DATASET ROWS:
— begin —

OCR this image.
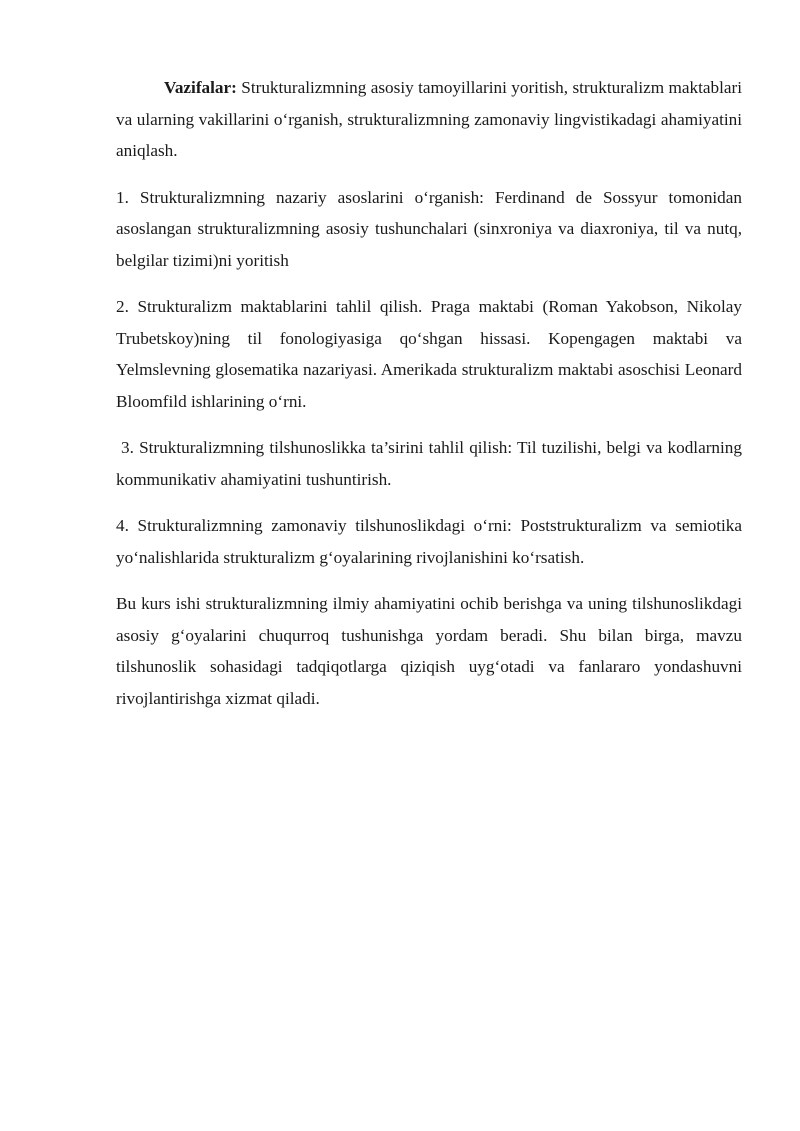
Vazifalar: Strukturalizmning asosiy tamoyillarini yoritish, strukturalizm maktablari va ularning vakillarini o‘rganish, strukturalizmning zamonaviy lingvistikadagi ahamiyatini aniqlash.

1. Strukturalizmning nazariy asoslarini o‘rganish: Ferdinand de Sossyur tomonidan asoslangan strukturalizmning asosiy tushunchalari (sinxroniya va diaxroniya, til va nutq, belgilar tizimi)ni yoritish

2. Strukturalizm maktablarini tahlil qilish. Praga maktabi (Roman Yakobson, Nikolay Trubetskoy)ning til fonologiyasiga qo‘shgan hissasi. Kopengagen maktabi va Yelmslevning glosematika nazariyasi. Amerikada strukturalizm maktabi asoschisi Leonard Bloomfild ishlarining o‘rni.

3. Strukturalizmning tilshunoslikka ta’sirini tahlil qilish: Til tuzilishi, belgi va kodlarning kommunikativ ahamiyatini tushuntirish.

4. Strukturalizmning zamonaviy tilshunoslikdagi o‘rni: Poststrukturalizm va semiotika yo‘nalishlarida strukturalizm g‘oyalarining rivojlanishini ko‘rsatish.

Bu kurs ishi strukturalizmning ilmiy ahamiyatini ochib berishga va uning tilshunoslikdagi asosiy g‘oyalarini chuqurroq tushunishga yordam beradi. Shu bilan birga, mavzu tilshunoslik sohasidagi tadqiqotlarga qiziqish uyg‘otadi va fanlararo yondashuvni rivojlantirishga xizmat qiladi.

— end —

PROBLEM TO SOLVE:
Using the material above, count the lines containing the word "qilish". Reply with the number alone.

COMPLETED EXERCISE:
2